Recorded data

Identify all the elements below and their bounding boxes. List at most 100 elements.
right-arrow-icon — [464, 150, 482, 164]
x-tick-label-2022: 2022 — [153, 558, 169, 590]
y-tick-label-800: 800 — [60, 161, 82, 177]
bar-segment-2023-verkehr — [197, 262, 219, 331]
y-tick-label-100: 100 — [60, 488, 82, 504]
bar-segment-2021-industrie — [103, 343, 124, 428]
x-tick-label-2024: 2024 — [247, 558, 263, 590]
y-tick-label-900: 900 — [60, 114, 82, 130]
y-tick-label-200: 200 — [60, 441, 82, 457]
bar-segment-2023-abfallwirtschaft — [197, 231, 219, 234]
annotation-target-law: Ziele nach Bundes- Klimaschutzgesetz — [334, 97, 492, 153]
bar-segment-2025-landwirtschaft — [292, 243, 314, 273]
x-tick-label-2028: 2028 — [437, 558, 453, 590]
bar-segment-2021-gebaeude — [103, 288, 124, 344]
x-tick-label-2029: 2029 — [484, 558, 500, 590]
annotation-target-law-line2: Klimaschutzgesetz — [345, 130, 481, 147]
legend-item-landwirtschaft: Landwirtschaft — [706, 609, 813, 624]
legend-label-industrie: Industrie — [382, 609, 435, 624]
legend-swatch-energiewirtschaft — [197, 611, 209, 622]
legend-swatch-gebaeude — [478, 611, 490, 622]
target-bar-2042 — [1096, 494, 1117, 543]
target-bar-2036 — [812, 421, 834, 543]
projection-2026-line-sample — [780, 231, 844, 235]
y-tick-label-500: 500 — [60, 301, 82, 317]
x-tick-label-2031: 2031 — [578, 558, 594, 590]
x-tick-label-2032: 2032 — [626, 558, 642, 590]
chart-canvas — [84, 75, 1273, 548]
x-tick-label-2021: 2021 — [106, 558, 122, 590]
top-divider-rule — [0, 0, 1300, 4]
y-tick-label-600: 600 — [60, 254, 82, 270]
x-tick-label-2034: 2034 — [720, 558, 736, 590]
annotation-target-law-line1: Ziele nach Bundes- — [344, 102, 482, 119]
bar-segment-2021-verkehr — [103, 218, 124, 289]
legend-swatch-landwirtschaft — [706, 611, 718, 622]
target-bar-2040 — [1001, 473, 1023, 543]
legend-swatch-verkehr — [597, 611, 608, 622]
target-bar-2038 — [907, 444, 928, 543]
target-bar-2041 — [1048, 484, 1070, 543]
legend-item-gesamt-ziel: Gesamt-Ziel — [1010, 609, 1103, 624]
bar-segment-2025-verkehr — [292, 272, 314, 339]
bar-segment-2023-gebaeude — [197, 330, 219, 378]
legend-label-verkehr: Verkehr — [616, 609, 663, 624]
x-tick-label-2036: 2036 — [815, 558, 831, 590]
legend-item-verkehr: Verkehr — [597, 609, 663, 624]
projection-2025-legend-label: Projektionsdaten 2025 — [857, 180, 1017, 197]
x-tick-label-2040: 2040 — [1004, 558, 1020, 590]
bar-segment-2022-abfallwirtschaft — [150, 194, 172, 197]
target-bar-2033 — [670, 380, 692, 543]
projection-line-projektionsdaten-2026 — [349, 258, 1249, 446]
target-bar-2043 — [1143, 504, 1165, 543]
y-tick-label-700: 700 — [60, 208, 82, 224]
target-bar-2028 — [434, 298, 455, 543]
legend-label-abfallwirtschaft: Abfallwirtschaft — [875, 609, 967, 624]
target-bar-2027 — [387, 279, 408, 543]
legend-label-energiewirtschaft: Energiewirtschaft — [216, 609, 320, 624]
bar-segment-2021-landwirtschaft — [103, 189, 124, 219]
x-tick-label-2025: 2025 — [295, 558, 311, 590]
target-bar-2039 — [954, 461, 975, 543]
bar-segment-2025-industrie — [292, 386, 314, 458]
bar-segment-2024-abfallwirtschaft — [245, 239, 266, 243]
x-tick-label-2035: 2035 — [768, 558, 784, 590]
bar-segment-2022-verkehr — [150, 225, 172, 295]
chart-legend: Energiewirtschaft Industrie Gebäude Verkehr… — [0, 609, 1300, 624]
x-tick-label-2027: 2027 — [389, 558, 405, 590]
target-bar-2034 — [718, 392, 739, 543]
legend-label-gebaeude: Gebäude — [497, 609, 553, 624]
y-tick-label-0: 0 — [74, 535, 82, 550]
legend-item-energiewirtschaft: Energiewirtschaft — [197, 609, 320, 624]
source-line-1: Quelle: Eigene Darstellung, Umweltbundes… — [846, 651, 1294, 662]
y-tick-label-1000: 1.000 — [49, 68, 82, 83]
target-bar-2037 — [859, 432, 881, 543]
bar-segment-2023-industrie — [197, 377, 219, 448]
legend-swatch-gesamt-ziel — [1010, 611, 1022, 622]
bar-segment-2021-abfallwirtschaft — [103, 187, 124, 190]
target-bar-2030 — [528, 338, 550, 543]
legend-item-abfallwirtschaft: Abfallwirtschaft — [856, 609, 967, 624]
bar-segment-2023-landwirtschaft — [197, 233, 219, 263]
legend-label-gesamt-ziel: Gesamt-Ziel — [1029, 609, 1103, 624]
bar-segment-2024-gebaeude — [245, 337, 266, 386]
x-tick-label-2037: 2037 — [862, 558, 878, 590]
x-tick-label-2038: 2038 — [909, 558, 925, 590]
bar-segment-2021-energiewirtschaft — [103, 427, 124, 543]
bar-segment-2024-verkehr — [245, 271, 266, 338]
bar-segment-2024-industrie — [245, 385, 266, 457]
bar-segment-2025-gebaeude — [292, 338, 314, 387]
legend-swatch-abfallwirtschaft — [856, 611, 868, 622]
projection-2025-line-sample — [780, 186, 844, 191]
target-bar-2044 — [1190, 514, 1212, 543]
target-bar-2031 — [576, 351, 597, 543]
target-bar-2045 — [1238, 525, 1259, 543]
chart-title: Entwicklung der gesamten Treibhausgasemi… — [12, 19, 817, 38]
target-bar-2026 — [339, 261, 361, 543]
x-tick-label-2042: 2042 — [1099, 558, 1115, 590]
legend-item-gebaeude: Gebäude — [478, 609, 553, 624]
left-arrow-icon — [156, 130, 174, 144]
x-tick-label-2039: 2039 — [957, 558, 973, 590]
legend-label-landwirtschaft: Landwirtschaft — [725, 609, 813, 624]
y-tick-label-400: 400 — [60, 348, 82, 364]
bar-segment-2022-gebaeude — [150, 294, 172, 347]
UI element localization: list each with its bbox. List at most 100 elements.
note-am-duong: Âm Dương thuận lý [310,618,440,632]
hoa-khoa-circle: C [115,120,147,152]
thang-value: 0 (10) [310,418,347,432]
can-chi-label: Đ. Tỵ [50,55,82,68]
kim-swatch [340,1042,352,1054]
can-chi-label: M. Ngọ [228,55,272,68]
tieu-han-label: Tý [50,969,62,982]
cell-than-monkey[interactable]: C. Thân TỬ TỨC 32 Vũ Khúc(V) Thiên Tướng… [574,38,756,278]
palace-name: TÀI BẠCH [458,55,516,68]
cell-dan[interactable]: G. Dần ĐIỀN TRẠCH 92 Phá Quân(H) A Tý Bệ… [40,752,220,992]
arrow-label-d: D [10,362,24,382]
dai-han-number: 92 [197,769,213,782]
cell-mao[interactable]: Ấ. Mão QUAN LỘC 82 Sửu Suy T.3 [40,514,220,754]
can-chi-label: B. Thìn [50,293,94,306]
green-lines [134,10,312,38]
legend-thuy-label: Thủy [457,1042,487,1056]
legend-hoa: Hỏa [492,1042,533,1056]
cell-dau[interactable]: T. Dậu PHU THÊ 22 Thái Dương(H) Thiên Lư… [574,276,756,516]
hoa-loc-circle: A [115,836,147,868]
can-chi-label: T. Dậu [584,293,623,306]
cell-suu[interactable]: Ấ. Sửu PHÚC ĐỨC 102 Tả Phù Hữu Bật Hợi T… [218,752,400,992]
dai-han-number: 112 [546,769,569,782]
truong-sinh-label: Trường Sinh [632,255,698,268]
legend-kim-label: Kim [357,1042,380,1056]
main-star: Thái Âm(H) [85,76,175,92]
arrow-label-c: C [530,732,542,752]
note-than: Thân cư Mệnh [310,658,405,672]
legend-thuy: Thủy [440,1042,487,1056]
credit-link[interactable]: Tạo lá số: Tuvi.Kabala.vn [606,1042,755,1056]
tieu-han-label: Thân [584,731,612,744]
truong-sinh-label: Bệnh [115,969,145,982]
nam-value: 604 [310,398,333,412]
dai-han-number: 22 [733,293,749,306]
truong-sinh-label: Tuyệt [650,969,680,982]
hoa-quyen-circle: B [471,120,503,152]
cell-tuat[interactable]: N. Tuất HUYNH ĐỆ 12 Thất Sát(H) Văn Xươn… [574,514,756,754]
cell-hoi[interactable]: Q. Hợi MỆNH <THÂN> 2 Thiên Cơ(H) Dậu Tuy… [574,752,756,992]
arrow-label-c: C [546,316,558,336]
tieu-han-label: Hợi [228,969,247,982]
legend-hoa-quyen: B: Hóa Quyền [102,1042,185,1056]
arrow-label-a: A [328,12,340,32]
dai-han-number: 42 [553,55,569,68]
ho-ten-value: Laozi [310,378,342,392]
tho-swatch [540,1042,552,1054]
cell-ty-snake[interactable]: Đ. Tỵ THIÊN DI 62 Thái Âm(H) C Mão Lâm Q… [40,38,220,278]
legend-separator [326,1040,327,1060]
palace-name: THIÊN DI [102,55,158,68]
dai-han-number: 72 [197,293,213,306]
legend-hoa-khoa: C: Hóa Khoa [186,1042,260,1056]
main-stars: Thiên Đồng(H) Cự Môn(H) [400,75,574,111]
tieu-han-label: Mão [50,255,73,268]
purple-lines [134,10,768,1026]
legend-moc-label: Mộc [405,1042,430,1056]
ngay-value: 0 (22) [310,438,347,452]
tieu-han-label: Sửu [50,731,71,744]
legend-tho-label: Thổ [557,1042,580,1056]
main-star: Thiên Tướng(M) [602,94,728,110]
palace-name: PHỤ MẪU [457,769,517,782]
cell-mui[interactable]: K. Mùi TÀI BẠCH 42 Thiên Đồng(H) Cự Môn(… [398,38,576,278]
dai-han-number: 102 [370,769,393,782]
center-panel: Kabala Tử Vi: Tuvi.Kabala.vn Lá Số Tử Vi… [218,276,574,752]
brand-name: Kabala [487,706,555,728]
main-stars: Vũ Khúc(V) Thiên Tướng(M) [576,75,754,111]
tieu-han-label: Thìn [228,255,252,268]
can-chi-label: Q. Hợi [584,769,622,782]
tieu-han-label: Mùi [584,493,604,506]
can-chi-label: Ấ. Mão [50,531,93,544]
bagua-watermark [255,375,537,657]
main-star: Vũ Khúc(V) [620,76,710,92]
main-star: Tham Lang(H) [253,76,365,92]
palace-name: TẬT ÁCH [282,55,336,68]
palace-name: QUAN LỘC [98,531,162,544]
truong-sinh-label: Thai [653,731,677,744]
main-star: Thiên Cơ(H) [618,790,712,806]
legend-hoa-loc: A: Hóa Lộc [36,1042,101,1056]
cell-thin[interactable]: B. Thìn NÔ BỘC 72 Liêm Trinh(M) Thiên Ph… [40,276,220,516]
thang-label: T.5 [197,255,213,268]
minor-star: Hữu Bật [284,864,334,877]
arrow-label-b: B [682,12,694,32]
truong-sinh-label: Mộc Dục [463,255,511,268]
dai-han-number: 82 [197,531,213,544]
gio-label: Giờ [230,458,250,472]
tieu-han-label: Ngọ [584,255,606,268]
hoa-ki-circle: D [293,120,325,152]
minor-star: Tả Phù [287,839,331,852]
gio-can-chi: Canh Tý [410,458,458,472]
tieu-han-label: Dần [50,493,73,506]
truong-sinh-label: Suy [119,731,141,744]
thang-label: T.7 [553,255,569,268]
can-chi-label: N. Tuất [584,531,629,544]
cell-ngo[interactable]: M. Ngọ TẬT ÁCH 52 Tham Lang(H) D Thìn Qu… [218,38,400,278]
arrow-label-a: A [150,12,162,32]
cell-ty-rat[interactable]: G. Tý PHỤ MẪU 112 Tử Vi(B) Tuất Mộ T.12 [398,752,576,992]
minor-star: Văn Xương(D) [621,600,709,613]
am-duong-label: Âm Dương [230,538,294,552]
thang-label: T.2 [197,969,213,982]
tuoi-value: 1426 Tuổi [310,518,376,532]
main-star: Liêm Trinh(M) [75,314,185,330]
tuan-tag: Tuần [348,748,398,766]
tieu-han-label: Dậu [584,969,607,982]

Instruction: Format the lines from the start of the recorded data through the line containing "y-tick-label-800: 800 — [60, 161, 82, 177]" as a JSON list of strings, one string per line, with any blank lines left out.

Answer to this exercise:
[
  "Identify all the elements below and their bounding boxes. List at most 100 elements.",
  "right-arrow-icon — [464, 150, 482, 164]",
  "x-tick-label-2022: 2022 — [153, 558, 169, 590]",
  "y-tick-label-800: 800 — [60, 161, 82, 177]"
]